Write out the entries verbatim and leave the images out of the copy.

-- begin PROVIDED MATERIAL --

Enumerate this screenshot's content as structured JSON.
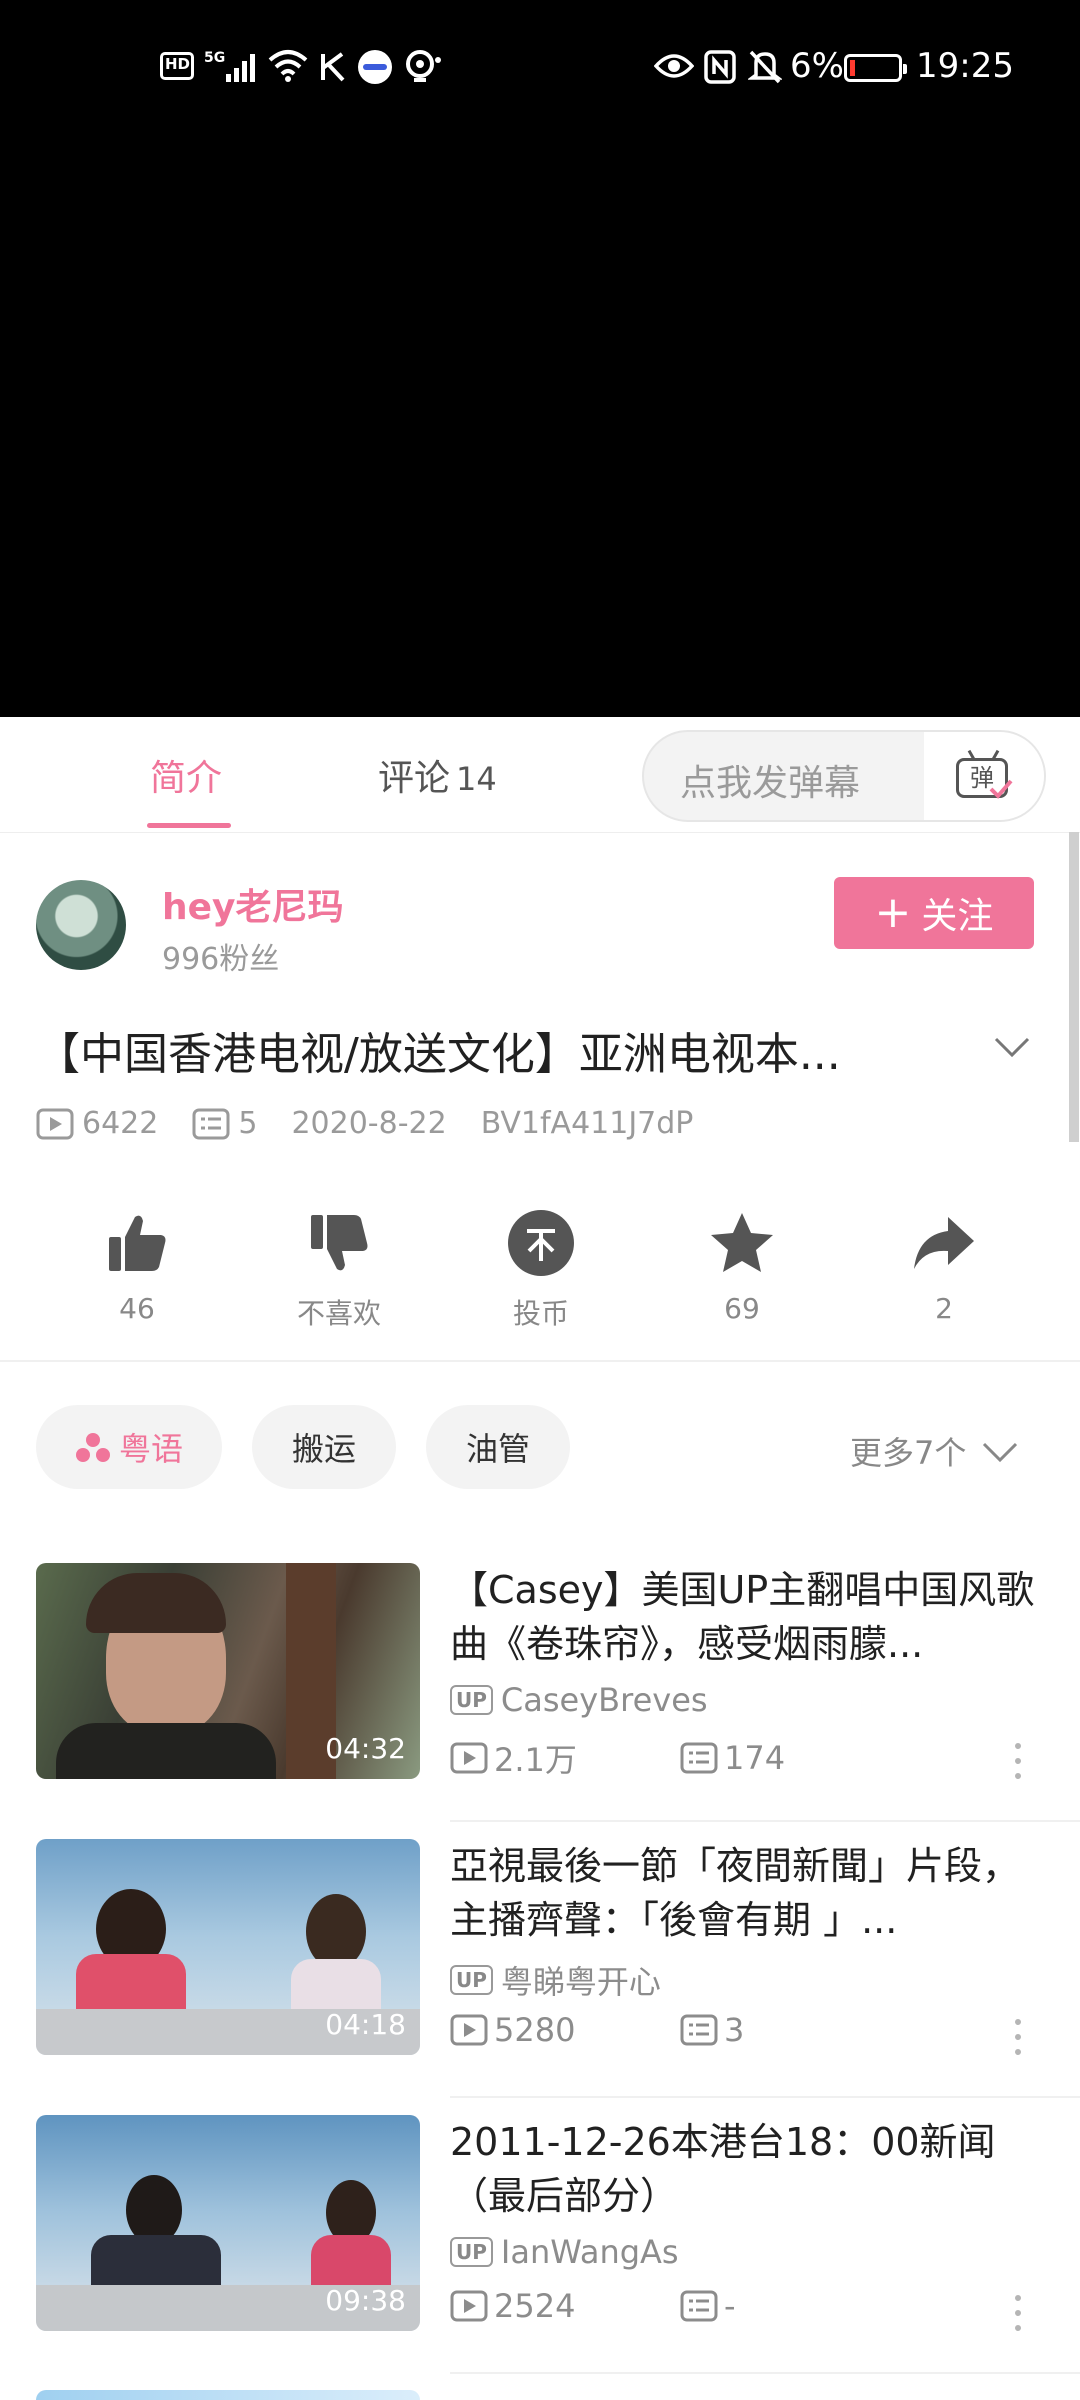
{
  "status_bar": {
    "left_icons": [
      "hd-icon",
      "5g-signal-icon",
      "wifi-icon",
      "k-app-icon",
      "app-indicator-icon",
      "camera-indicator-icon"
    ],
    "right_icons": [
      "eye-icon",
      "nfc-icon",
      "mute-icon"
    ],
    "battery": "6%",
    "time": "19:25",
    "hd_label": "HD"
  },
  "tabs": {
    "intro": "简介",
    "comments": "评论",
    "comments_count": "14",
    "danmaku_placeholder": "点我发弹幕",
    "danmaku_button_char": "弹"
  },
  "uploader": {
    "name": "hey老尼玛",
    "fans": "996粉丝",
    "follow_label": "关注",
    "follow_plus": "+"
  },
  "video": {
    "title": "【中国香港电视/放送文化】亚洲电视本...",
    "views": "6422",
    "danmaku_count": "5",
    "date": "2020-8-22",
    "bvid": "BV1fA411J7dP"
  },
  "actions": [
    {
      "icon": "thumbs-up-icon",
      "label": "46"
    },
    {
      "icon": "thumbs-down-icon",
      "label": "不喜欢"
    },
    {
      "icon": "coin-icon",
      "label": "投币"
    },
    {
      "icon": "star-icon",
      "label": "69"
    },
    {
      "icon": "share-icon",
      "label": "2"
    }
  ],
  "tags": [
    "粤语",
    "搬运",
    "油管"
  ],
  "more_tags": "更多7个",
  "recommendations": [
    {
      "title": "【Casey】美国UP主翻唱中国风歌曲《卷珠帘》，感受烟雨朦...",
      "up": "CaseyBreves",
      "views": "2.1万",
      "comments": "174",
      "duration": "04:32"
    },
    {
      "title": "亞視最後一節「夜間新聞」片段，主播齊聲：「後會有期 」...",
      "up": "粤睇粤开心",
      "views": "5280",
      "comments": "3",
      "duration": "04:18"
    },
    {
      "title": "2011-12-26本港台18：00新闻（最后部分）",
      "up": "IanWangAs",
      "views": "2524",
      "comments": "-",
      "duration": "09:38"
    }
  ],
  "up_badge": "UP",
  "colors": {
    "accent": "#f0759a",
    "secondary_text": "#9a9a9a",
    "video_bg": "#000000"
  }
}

-- end PROVIDED MATERIAL --

■ RESPONSE TO THIS EXERCISE ■
Enumerate this screenshot's content as structured JSON.
{
  "status_bar": {
    "left_icons": [
      "hd-icon",
      "5g-signal-icon",
      "wifi-icon",
      "k-app-icon",
      "app-indicator-icon",
      "camera-indicator-icon"
    ],
    "right_icons": [
      "eye-icon",
      "nfc-icon",
      "mute-icon"
    ],
    "battery": "6%",
    "time": "19:25",
    "hd_label": "HD"
  },
  "tabs": {
    "intro": "简介",
    "comments": "评论",
    "comments_count": "14",
    "danmaku_placeholder": "点我发弹幕",
    "danmaku_button_char": "弹"
  },
  "uploader": {
    "name": "hey老尼玛",
    "fans": "996粉丝",
    "follow_label": "关注",
    "follow_plus": "+"
  },
  "video": {
    "title": "【中国香港电视/放送文化】亚洲电视本...",
    "views": "6422",
    "danmaku_count": "5",
    "date": "2020-8-22",
    "bvid": "BV1fA411J7dP"
  },
  "actions": [
    {
      "icon": "thumbs-up-icon",
      "label": "46"
    },
    {
      "icon": "thumbs-down-icon",
      "label": "不喜欢"
    },
    {
      "icon": "coin-icon",
      "label": "投币"
    },
    {
      "icon": "star-icon",
      "label": "69"
    },
    {
      "icon": "share-icon",
      "label": "2"
    }
  ],
  "tags": [
    "粤语",
    "搬运",
    "油管"
  ],
  "more_tags": "更多7个",
  "recommendations": [
    {
      "title": "【Casey】美国UP主翻唱中国风歌曲《卷珠帘》，感受烟雨朦...",
      "up": "CaseyBreves",
      "views": "2.1万",
      "comments": "174",
      "duration": "04:32"
    },
    {
      "title": "亞視最後一節「夜間新聞」片段，主播齊聲：「後會有期 」...",
      "up": "粤睇粤开心",
      "views": "5280",
      "comments": "3",
      "duration": "04:18"
    },
    {
      "title": "2011-12-26本港台18：00新闻（最后部分）",
      "up": "IanWangAs",
      "views": "2524",
      "comments": "-",
      "duration": "09:38"
    }
  ],
  "up_badge": "UP",
  "colors": {
    "accent": "#f0759a",
    "secondary_text": "#9a9a9a",
    "video_bg": "#000000"
  }
}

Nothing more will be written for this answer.